### Data records
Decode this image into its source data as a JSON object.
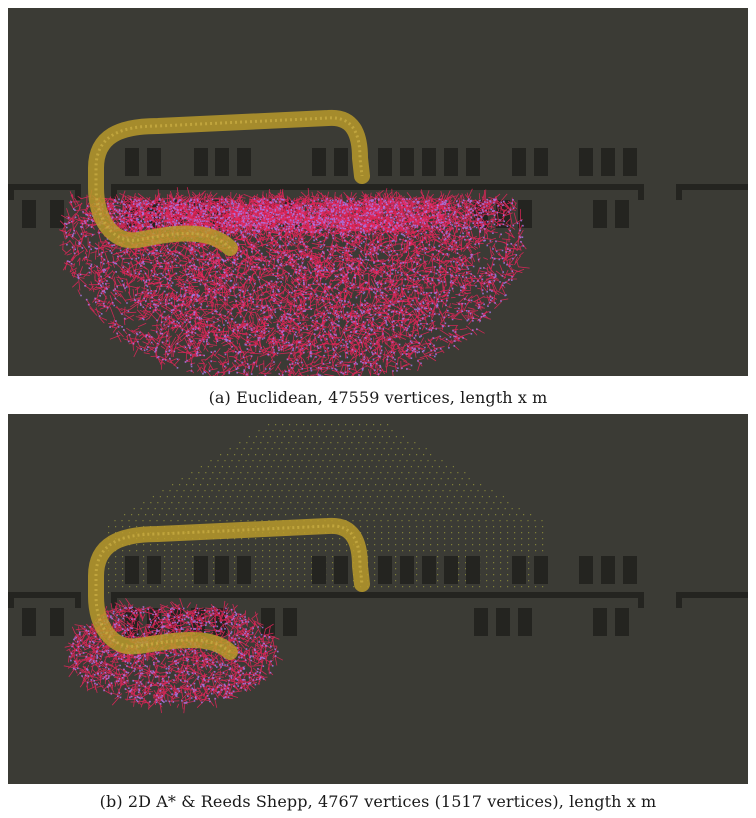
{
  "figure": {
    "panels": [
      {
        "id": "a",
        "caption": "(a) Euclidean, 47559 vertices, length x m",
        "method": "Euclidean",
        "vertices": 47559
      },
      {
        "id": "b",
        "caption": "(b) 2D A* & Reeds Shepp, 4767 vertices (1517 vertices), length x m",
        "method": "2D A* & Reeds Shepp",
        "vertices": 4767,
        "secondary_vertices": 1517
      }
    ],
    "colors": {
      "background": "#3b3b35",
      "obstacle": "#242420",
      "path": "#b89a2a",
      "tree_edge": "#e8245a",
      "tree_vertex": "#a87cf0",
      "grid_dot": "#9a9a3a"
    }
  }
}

### Exercise task
Take the listing and print it again exactly, but without any pictures.

### Written answer
Decode this image into its source data as a JSON object.
{
  "figure": {
    "panels": [
      {
        "id": "a",
        "caption": "(a) Euclidean, 47559 vertices, length x m",
        "method": "Euclidean",
        "vertices": 47559
      },
      {
        "id": "b",
        "caption": "(b) 2D A* & Reeds Shepp, 4767 vertices (1517 vertices), length x m",
        "method": "2D A* & Reeds Shepp",
        "vertices": 4767,
        "secondary_vertices": 1517
      }
    ],
    "colors": {
      "background": "#3b3b35",
      "obstacle": "#242420",
      "path": "#b89a2a",
      "tree_edge": "#e8245a",
      "tree_vertex": "#a87cf0",
      "grid_dot": "#9a9a3a"
    }
  }
}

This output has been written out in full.